- [AIM OF THE EXERCISE] Write out every entry exactly as it stands.

- [Dataset entries on figures]
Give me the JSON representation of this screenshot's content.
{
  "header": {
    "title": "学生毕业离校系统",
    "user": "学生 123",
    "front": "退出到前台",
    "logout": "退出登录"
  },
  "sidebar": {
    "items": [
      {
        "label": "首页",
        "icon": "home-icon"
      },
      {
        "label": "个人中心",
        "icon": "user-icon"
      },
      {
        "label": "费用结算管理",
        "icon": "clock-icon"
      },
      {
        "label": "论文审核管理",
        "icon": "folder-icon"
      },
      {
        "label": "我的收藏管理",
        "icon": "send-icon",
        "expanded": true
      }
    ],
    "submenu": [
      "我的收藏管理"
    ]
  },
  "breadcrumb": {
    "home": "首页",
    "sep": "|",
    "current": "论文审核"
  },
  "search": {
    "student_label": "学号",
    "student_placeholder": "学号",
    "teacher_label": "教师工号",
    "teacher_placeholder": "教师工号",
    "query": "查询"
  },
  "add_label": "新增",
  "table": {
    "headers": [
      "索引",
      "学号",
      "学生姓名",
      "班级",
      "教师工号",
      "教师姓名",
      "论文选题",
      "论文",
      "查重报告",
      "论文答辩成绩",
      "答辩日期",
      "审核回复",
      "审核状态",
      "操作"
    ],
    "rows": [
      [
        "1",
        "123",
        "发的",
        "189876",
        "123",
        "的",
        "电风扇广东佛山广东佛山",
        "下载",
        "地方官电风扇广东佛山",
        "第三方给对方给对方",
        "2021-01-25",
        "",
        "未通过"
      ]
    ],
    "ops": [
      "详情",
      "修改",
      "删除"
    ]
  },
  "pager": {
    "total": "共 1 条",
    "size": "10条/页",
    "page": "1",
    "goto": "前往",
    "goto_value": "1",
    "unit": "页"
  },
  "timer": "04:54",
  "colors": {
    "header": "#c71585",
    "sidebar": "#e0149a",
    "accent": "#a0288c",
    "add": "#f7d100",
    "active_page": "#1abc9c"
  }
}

- [SOLUTION TO THE EXERCISE]
Give me the JSON representation of this screenshot's content.
{
  "header": {
    "title": "学生毕业离校系统",
    "user": "学生 123",
    "front": "退出到前台",
    "logout": "退出登录"
  },
  "sidebar": {
    "items": [
      {
        "label": "首页",
        "icon": "home-icon"
      },
      {
        "label": "个人中心",
        "icon": "user-icon"
      },
      {
        "label": "费用结算管理",
        "icon": "clock-icon"
      },
      {
        "label": "论文审核管理",
        "icon": "folder-icon"
      },
      {
        "label": "我的收藏管理",
        "icon": "send-icon",
        "expanded": true
      }
    ],
    "submenu": [
      "我的收藏管理"
    ]
  },
  "breadcrumb": {
    "home": "首页",
    "sep": "|",
    "current": "论文审核"
  },
  "search": {
    "student_label": "学号",
    "student_placeholder": "学号",
    "teacher_label": "教师工号",
    "teacher_placeholder": "教师工号",
    "query": "查询"
  },
  "add_label": "新增",
  "table": {
    "headers": [
      "索引",
      "学号",
      "学生姓名",
      "班级",
      "教师工号",
      "教师姓名",
      "论文选题",
      "论文",
      "查重报告",
      "论文答辩成绩",
      "答辩日期",
      "审核回复",
      "审核状态",
      "操作"
    ],
    "rows": [
      [
        "1",
        "123",
        "发的",
        "189876",
        "123",
        "的",
        "电风扇广东佛山广东佛山",
        "下载",
        "地方官电风扇广东佛山",
        "第三方给对方给对方",
        "2021-01-25",
        "",
        "未通过"
      ]
    ],
    "ops": [
      "详情",
      "修改",
      "删除"
    ]
  },
  "pager": {
    "total": "共 1 条",
    "size": "10条/页",
    "page": "1",
    "goto": "前往",
    "goto_value": "1",
    "unit": "页"
  },
  "timer": "04:54",
  "colors": {
    "header": "#c71585",
    "sidebar": "#e0149a",
    "accent": "#a0288c",
    "add": "#f7d100",
    "active_page": "#1abc9c"
  }
}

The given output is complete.